**ASSIGNMENT 1:** According to the EpiPen article, what was the price per shot when Mylan acquired the rights to sell the product in 2007?
**ASSIGNMENT 2:** Reproduce the EpiPen article word for word from "CEO Heather Bresch" to "product in 2007.".
**ASSIGNMENT 3:** Continue the EpiPen article from where it stops, not the material that follows it.
***** DOCUMENT EXCERPT *****
(Bloomberg) — Mylan NV's chief executive officer will tell Congress Wednesday that although she regrets some patients' financial difficulties affording the EpiPen allergy shot, lawmakers should still recognize that the company has increased access to the drug.
CEO Heather Bresch will testify before the U.S. House Committee on Oversight and Government Reform and face questions from lawmakers about how the company raised the cost to about $600 for a two-pack, from $57 a shot when Mylan acquired the rights to sell the product in 2007.
The committee will stream video of the hearing live on the Web here starting around 2 p.m. Eastern Daylight Time.
"Looking back, I wish we had better anticipated the magnitude and acceleration of the rising financial issues for a growing minority of patients" who had to pay the full list price or more, Bresch said in the prepared testimony. "We never intended this."
Bresch pointed to what she says is a misconception about EpiPen's actual prices, and to the measures the drugmaker took shortly after the controversy erupted several weeks ago to help lower costs, including a generic version for $300. The pricing of a drug is "opaque and frustrating," she said, especially for patients.
***** EXTRACTED DATA *****
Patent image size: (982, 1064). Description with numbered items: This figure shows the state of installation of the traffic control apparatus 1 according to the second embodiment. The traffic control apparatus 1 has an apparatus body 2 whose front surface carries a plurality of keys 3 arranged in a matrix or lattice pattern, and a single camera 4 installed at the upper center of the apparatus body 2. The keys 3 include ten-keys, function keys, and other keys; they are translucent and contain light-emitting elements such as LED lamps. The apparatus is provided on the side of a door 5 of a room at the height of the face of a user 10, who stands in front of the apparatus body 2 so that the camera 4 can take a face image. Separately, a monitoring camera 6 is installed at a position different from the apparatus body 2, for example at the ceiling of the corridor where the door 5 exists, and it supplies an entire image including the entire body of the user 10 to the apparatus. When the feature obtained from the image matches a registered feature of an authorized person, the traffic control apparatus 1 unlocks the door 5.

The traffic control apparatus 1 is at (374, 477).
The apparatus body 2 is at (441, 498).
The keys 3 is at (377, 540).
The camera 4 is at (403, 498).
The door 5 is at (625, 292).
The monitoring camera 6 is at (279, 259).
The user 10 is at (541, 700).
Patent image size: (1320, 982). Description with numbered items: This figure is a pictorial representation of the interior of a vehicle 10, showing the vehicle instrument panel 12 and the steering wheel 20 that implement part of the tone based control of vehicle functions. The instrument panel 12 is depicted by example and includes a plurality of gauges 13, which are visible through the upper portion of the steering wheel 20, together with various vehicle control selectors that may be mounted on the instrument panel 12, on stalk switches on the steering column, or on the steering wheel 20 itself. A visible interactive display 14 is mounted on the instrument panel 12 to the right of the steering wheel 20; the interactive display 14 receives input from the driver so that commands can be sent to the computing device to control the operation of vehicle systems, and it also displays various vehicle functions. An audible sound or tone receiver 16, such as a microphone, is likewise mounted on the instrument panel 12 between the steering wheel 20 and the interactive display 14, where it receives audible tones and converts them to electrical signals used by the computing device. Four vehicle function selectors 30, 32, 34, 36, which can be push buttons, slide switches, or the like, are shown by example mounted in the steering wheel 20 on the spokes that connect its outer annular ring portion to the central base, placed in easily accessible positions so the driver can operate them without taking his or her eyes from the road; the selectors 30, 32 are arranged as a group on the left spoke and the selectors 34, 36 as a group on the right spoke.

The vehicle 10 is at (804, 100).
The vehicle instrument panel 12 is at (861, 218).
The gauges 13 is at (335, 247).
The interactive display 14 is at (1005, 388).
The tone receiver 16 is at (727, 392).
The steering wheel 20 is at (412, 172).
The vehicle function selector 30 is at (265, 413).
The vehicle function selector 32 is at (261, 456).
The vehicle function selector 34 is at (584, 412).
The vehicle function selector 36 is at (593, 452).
*****
**WRITTEN REPLY 1:** $57 a shot.

**WRITTEN REPLY 2:**
CEO Heather Bresch will testify before the U.S. House Committee on Oversight and Government Reform and face questions from lawmakers about how the company raised the cost to about $600 for a two-pack, from $57 a shot when Mylan acquired the rights to sell the product in 2007.

**WRITTEN REPLY 3:**
While the list price — or WAC, wholesale acquisition cost — of the two-EpiPen pack is $608, Mylan takes home about $100 after rebates and fees, as well as other costs, Bresch said.
Mylan helped push policies that had schools stock the drug, which is now the dominant epinephrine auto-injector in the U.S. The company, which has a legal address in the Netherlands but is run from Canonsburg, Pennsylvania, has led campaigns to get parents and children to carry the shots and raise awareness of dangerous allergic reactions that EpiPen is used to treat.
"Price and access exist in a balance, and we believe we have struck that balance," Bresch said in her testimony.